Passage shown:
(begin)

The Case Against Fife
The legal noose has been pulled tight around Governor J. Fife Symington III's neck. The only question is when the trap door will swing open.
A source familiar with a federal grand jury investigation of Symington tells New Times that government prosecutors have built a powerful criminal case against the governor and are eager to file a "slew" of meticulously documented charges.
"This guy is going to get indicted," the source says. "When people read this indictment, he is going to be underground for a week."
The first major shot in a war that could bring down Symington's governorship, and, perhaps, send him to prison, was fired last week.
The March 14 federal grand jury indictments against Symington's closest political adviser, George Edward Leckie, and the governor's personal accountant, John David Yeoman, leave little doubt that Symington is the ultimate target of government prosecutors.
Leckie and Yeoman were indicted on seven counts of fraud stemming from the alleged rigging of a $1.53 million state contract awarded in September 1991 to Coopers & Lybrand, an accounting firm in which Yeoman was a partner. The contract was to provide consulting services for Project SLIM, Symington's initiative to streamline government.

(end)

Request A:
In the article about the case against Governor Symington, what was the value of the state contract awarded to Coopers & Lybrand?
Request B:
Carry the article about the case against Governor Symington forward from its last sentence.
The records have no connection to the Symington article.

Dataset entries:
(begin)

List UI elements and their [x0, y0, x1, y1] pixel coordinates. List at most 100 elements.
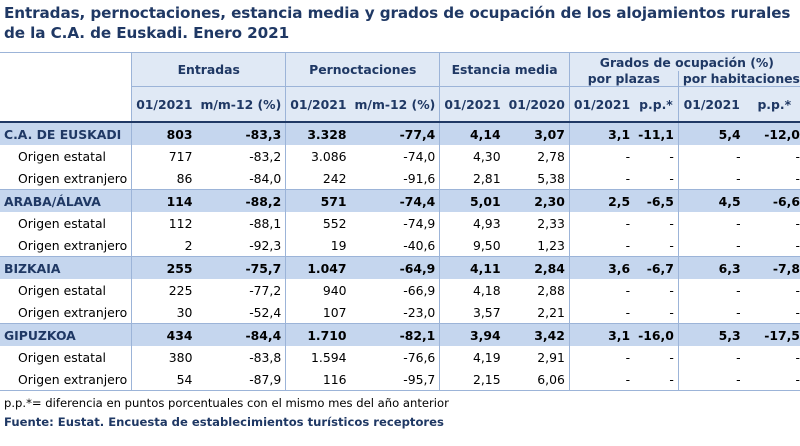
value-cell: 114: [131, 189, 197, 212]
value-cell: -: [669, 304, 674, 320]
value-cell: -83,8: [249, 349, 282, 365]
header-estancia-media: Estancia media: [439, 52, 570, 87]
value-cell: -82,1: [350, 323, 440, 346]
value-cell: 2,5: [568, 189, 635, 212]
value-cell: 4,19: [439, 346, 505, 368]
value-cell: 9,50: [439, 234, 505, 257]
value-cell: -: [677, 346, 745, 368]
header-por-plazas: por plazas: [568, 71, 679, 87]
value-cell: 4,11: [439, 256, 505, 279]
value-cell: -: [795, 215, 800, 231]
subheader-cell: p.p.*: [634, 86, 679, 122]
value-cell: -64,9: [350, 256, 440, 279]
value-cell: 3,42: [504, 323, 570, 346]
table-title: Entradas, pernoctaciones, estancia media…: [4, 4, 791, 42]
value-cell: -16,0: [634, 323, 679, 346]
value-cell: 4,93: [439, 212, 505, 234]
value-cell: -6,5: [634, 189, 679, 212]
row-label: GIPUZKOA: [0, 323, 132, 346]
value-cell: -: [568, 167, 635, 190]
value-cell: -84,4: [196, 323, 286, 346]
row-label: C.A. DE EUSKADI: [0, 121, 132, 145]
value-cell: 4,18: [439, 279, 505, 301]
value-cell: 1,23: [537, 237, 565, 253]
value-cell: 2,91: [537, 349, 565, 365]
origin-row: Origen extranjero 30 -52,4 107 -23,0 3,57 2,21…: [0, 301, 800, 324]
value-cell: 5,01: [439, 189, 505, 212]
row-label: Origen extranjero: [0, 368, 132, 391]
value-cell: 2,30: [504, 189, 570, 212]
row-label: Origen extranjero: [18, 170, 128, 186]
value-cell: -: [677, 301, 745, 324]
value-cell: -: [677, 145, 745, 167]
value-cell: 3,1: [568, 323, 635, 346]
value-cell: 5,38: [537, 170, 565, 186]
value-cell: 225: [131, 279, 197, 301]
header-entradas: Entradas: [131, 52, 286, 87]
origin-row: Origen estatal 717 -83,2 3.086 -74,0 4,30 2,78…: [0, 145, 800, 167]
value-cell: 434: [131, 323, 197, 346]
value-cell: -84,0: [249, 170, 282, 186]
value-cell: 552: [285, 212, 351, 234]
value-cell: 255: [131, 256, 197, 279]
value-cell: -66,9: [403, 282, 436, 298]
value-cell: -: [669, 215, 674, 231]
subheader-cell: m/m-12 (%): [196, 86, 286, 122]
value-cell: -: [568, 301, 635, 324]
value-cell: -: [677, 212, 745, 234]
value-cell: -: [568, 212, 635, 234]
value-cell: -: [795, 349, 800, 365]
footnote: p.p.*= diferencia en puntos porcentuales…: [4, 396, 449, 410]
value-cell: -: [634, 368, 679, 391]
value-cell: 242: [285, 167, 351, 190]
value-cell: -83,2: [249, 148, 282, 164]
value-cell: -6,6: [744, 189, 800, 212]
value-cell: 54: [131, 368, 197, 391]
value-cell: 30: [131, 301, 197, 324]
value-cell: -: [795, 282, 800, 298]
subheader-cell: 01/2021: [131, 86, 197, 122]
value-cell: -: [677, 167, 745, 190]
region-row: GIPUZKOA 434 -84,4 1.710 -82,1 3,94 3,42 3,1 -16…: [0, 323, 800, 346]
value-cell: -12,0: [744, 121, 800, 145]
value-cell: 6,06: [504, 368, 570, 391]
value-cell: 5,3: [677, 323, 745, 346]
row-label: Origen extranjero: [18, 237, 128, 253]
value-cell: -23,0: [403, 304, 436, 320]
subheader-cell: 01/2021: [439, 86, 505, 122]
value-cell: -: [568, 234, 635, 257]
origin-row: Origen estatal 225 -77,2 940 -66,9 4,18 2,88- -…: [0, 279, 800, 301]
subheader-cell: p.p.*: [744, 86, 800, 122]
value-cell: 1.047: [285, 256, 351, 279]
corner-cell: [0, 52, 132, 122]
value-cell: 2: [131, 234, 197, 257]
value-cell: 3,94: [439, 323, 505, 346]
value-cell: 5,4: [677, 121, 745, 145]
value-cell: -: [795, 148, 800, 164]
value-cell: -: [677, 279, 745, 301]
region-row: BIZKAIA 255 -75,7 1.047 -64,9 4,11 2,84 3,6 -6,7…: [0, 256, 800, 279]
value-cell: -74,4: [350, 189, 440, 212]
value-cell: 3,6: [568, 256, 635, 279]
subheader-cell: 01/2021: [568, 86, 635, 122]
value-cell: -74,0: [403, 148, 436, 164]
row-label: Origen estatal: [18, 215, 106, 231]
value-cell: -: [568, 346, 635, 368]
subheader-cell: 01/2021: [677, 86, 745, 122]
source-note: Fuente: Eustat. Encuesta de establecimie…: [4, 415, 444, 429]
origin-row: Origen extranjero 54 -87,9 116 -95,7 2,15 6,06…: [0, 368, 800, 391]
value-cell: 3,1: [568, 121, 635, 145]
row-label: Origen estatal: [18, 148, 106, 164]
origin-row: Origen extranjero 86 -84,0 242 -91,6 2,81 5,38…: [0, 167, 800, 190]
value-cell: -: [669, 282, 674, 298]
region-row: C.A. DE EUSKADI 803 -83,3 3.328 -77,4 4,14 3,0…: [0, 121, 800, 145]
value-cell: -91,6: [403, 170, 436, 186]
value-cell: 1.710: [285, 323, 351, 346]
value-cell: 116: [285, 368, 351, 391]
value-cell: -: [568, 368, 635, 391]
data-table: Entradas Pernoctaciones Estancia media G…: [0, 52, 800, 391]
value-cell: 3.328: [285, 121, 351, 145]
region-row: ARABA/ÁLAVA 114 -88,2 571 -74,4 5,01 2,30 2,5 -6…: [0, 189, 800, 212]
value-cell: 380: [131, 346, 197, 368]
value-cell: -40,6: [403, 237, 436, 253]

(end)

Exercise output A:
$1.53 million.

Exercise output B:
Yeoman also faces charges of lying to a grand jury and obstruction of justice.
The grand jury has been probing Symington's finances since at least July 1992 and was prepared to indict Symington late last year on charges stemming from the filing of false financial documents, the source tells New Times. But the Symington indictment was postponed after new information about Project SLIM surfaced.
The indictment against Leckie and Yeoman details how the government believes the crimes were committed, including a new allegation that they exchanged information during a face-to-face meeting on September 7, 1991, at Paradise Valley Country Club. Earlier disclosures centered on phone calls between the two while bids were being evaluated.
Two days after the meeting at the country club, Coopers & Lybrand won the contract--after lowering its bid by $443,000, or 29 percent.
The 13-page indictment does not elaborate about possible motives. It merely claims that Leckie's and Yeoman's actions provided Coopers & Lybrand "an illegal and unfair competitive advantage in connection with the award of the Project SLIM contract."
While Coopers & Lybrand benefited by winning the contract, the indictment makes no mention of how Leckie personally benefited from the alleged scheme, says Tom Connelly, a former assistant U.S. attorney who is Leckie's defense lawyer.
"Normally, there is a modus operandi, a quid pro quo, and I don't see it here," Connelly says.
Documents in the hands of federal prosecutors, however, indicate that Symington may have financially benefited. Symington owed Coopers & Lybrand at least $45,000 in 1991. After the Project SLIM contract was awarded in September 1991, the firm not only substantially reduced Symington's accrued debt, it continued to do new work for him.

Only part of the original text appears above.